Without the pictures, write out all the lines below exactly as they appear.

--- START ---

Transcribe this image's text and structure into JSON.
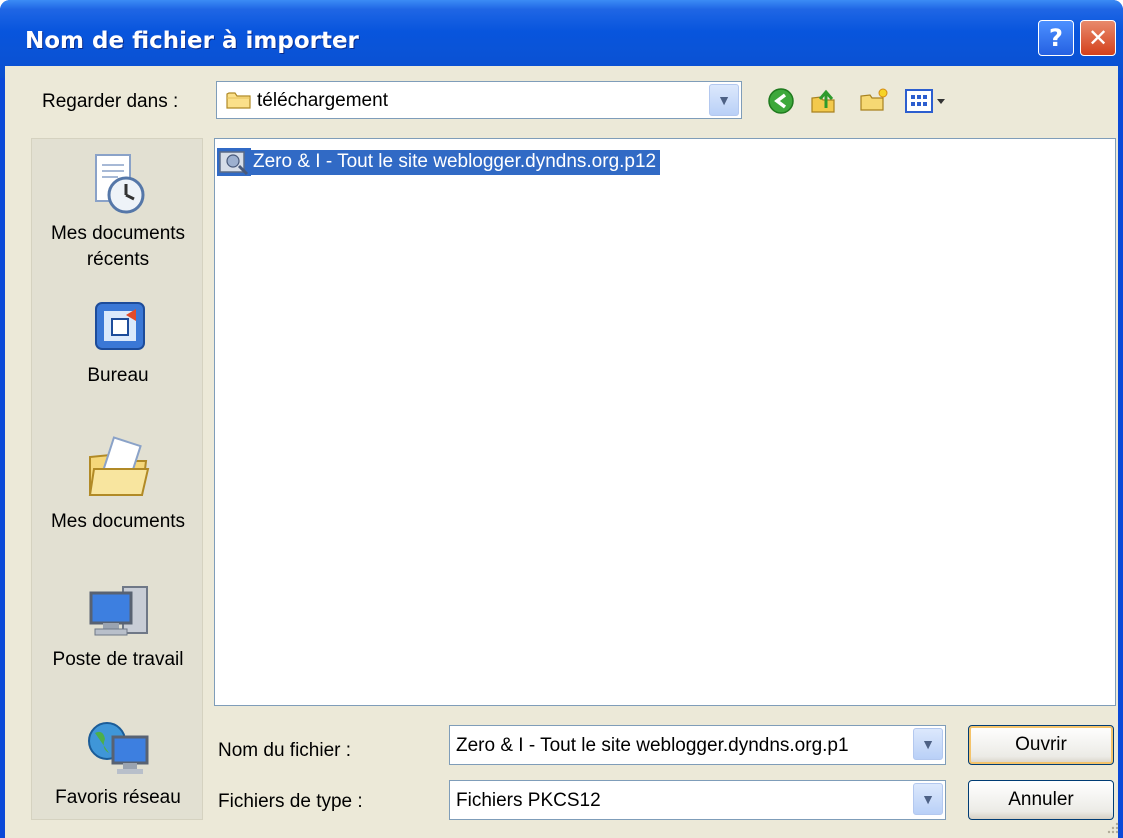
{
  "window": {
    "title": "Nom de fichier à importer",
    "help_label": "?",
    "close_label": "✕"
  },
  "look_in": {
    "label": "Regarder dans :",
    "value": "téléchargement"
  },
  "toolbar": {
    "icons": [
      "back-icon",
      "up-folder-icon",
      "new-folder-icon",
      "view-menu-icon"
    ]
  },
  "places": {
    "recent": "Mes documents récents",
    "desktop": "Bureau",
    "documents": "Mes documents",
    "computer": "Poste de travail",
    "network": "Favoris réseau"
  },
  "files": [
    {
      "name": "Zero & I - Tout le site weblogger.dyndns.org.p12",
      "icon": "certificate-file-icon",
      "selected": true
    }
  ],
  "filename": {
    "label": "Nom du fichier :",
    "value": "Zero & I - Tout le site weblogger.dyndns.org.p1"
  },
  "filetype": {
    "label": "Fichiers de type :",
    "value": "Fichiers PKCS12"
  },
  "buttons": {
    "open": "Ouvrir",
    "cancel": "Annuler"
  },
  "colors": {
    "titlebar": "#0a53d6",
    "selection": "#316ac5",
    "dialog_bg": "#ece9d8"
  }
}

--- END ---

Response:
Transcribe this image's text and structure into JSON.
{
  "window": {
    "title": "Nom de fichier à importer",
    "help_label": "?",
    "close_label": "✕"
  },
  "look_in": {
    "label": "Regarder dans :",
    "value": "téléchargement"
  },
  "toolbar": {
    "icons": [
      "back-icon",
      "up-folder-icon",
      "new-folder-icon",
      "view-menu-icon"
    ]
  },
  "places": {
    "recent": "Mes documents récents",
    "desktop": "Bureau",
    "documents": "Mes documents",
    "computer": "Poste de travail",
    "network": "Favoris réseau"
  },
  "files": [
    {
      "name": "Zero & I - Tout le site weblogger.dyndns.org.p12",
      "icon": "certificate-file-icon",
      "selected": true
    }
  ],
  "filename": {
    "label": "Nom du fichier :",
    "value": "Zero & I - Tout le site weblogger.dyndns.org.p1"
  },
  "filetype": {
    "label": "Fichiers de type :",
    "value": "Fichiers PKCS12"
  },
  "buttons": {
    "open": "Ouvrir",
    "cancel": "Annuler"
  },
  "colors": {
    "titlebar": "#0a53d6",
    "selection": "#316ac5",
    "dialog_bg": "#ece9d8"
  }
}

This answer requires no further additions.